--- Start of Source ---
The plan, which will be put before shareholders for approval at the company’s annual meeting in November, does not include any salary or cash bonus. Instead, it is linked to the company’s stock market value and business performance over the next decade.

The package is divided into twelve parts (also known as tranches). Each tranche is tied to a financial milestone and an operational goal. Every tranche represents around 1% of Tesla’s stock, giving Musk the opportunity to earn a huge stake in the company if the targets are met. The financial milestones start with Tesla reaching a market value of $2 trillion, which is almost double its current value of just over $1 trillion. After that, the goals increase in steps of $500 billion until Tesla’s market value reaches about $8.5 trillion (almost eight times higher than it is today). This would make Tesla one of the most valuable companies in history.

On top of valuation, the firm has also set tough business goals. The company expects to greatly increase electric car production, sell tens of millions of self-driving software subscriptions, roll out a large network of robotaxis, and deliver up to one million humanoid robots. Tesla has also included profit targets, requiring adjusted annual earnings (EBITDA) to rise as high as $400 billion. This is significant because Musk will only receive stock if both the financial and operational goals are met.

The proposal also includes rules on how Musk can use any stock he gains. He would have to keep the shares for at least seven and a half years before selling them. In addition, any large sale of stock would need to be coordinated with Tesla’s board to avoid sudden market disruptions. If Musk unlocks the entire package, his voting control in Tesla could climb to around 32%, though taxes and share dilution would likely reduce that closer to 25%.

According to the firm, the plan is needed to keep Musk leading the company at a time when it is pushing beyond car manufacturing into areas like artificial intelligence (AI), robotics, and autonomous transport. The move comes months after a Delaware court cancelled Musk’s earlier $56 billion pay package, ruling it was excessive. After that ruling, the company moved its legal registration from Delaware to Texas.

Clearly, this is not Musk’s first big payout. In August 2025, Tesla’s board approved a smaller interim award worth around $29 billion in restricted stock to secure his leadership until at least 2030. The timing of these latest moves is especially notable as Tesla is facing a difficult year. Its stock has dropped about 25% since the start of 2025, driven by falling electric vehicle sales (particularly in China) and weaker government support in the US. In the first quarter (Q1 2025), the company reported its weakest results since 2022, with profits dropping 71% and revenue down to $19.3 billion.
--- End of Source ---
--- Start of Given information ---
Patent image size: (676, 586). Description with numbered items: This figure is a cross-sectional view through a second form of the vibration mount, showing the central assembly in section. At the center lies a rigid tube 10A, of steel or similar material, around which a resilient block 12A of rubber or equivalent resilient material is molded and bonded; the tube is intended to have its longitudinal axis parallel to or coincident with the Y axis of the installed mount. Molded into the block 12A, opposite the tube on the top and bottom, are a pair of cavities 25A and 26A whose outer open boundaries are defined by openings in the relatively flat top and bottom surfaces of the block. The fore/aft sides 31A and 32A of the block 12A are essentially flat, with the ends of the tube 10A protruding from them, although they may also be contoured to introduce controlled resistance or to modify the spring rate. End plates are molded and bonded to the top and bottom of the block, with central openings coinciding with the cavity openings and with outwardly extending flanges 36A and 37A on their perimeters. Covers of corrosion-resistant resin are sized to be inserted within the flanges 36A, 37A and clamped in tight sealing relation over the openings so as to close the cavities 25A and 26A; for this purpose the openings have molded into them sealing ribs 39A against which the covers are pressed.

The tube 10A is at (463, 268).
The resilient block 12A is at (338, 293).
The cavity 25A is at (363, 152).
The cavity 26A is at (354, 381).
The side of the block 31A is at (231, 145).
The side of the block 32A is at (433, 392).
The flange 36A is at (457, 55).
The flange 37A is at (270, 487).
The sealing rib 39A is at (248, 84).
--- End of Given information ---
* Problems
A – In the text about Tesla's pay plan for Musk, why would any large stock sale by Musk need to be coordinated with Tesla's board?
B – Rewrite the stretch of the records from the start through the line containing "The flange 36A is at (457, 55)." as a Markdown table with the columns Row and Line, leaving out blank lines.

* Answers for this exercise
A – Large sales would need to be coordinated with the board to avoid sudden market disruptions.

B –
| Row | Line |
|---|---|
| 1 | Patent image size: (676, 586). Description with numbered items: This figure is a cross-sectional view through a second form of the vibration mount, showing the central assembly in section. At the center lies a rigid tube 10A, of steel or similar material, around which a resilient block 12A of rubber or equivalent resilient material is molded and bonded; the tube is intended to have its longitudinal axis parallel to or coincident with the Y axis of the installed mount. Molded into the block 12A, opposite the tube on the top and bottom, are a pair of cavities 25A and 26A whose outer open boundaries are defined by openings in the relatively flat top and bottom surfaces of the block. The fore/aft sides 31A and 32A of the block 12A are essentially flat, with the ends of the tube 10A protruding from them, although they may also be contoured to introduce controlled resistance or to modify the spring rate. End plates are molded and bonded to the top and bottom of the block, with central openings coinciding with the cavity openings and with outwardly extending flanges 36A and 37A on their perimeters. Covers of corrosion-resistant resin are sized to be inserted within the flanges 36A, 37A and clamped in tight sealing relation over the openings so as to close the cavities 25A and 26A; for this purpose the openings have molded into them sealing ribs 39A against which the covers are pressed. |
| 2 | The tube 10A is at (463, 268). |
| 3 | The resilient block 12A is at (338, 293). |
| 4 | The cavity 25A is at (363, 152). |
| 5 | The cavity 26A is at (354, 381). |
| 6 | The side of the block 31A is at (231, 145). |
| 7 | The side of the block 32A is at (433, 392). |
| 8 | The flange 36A is at (457, 55). |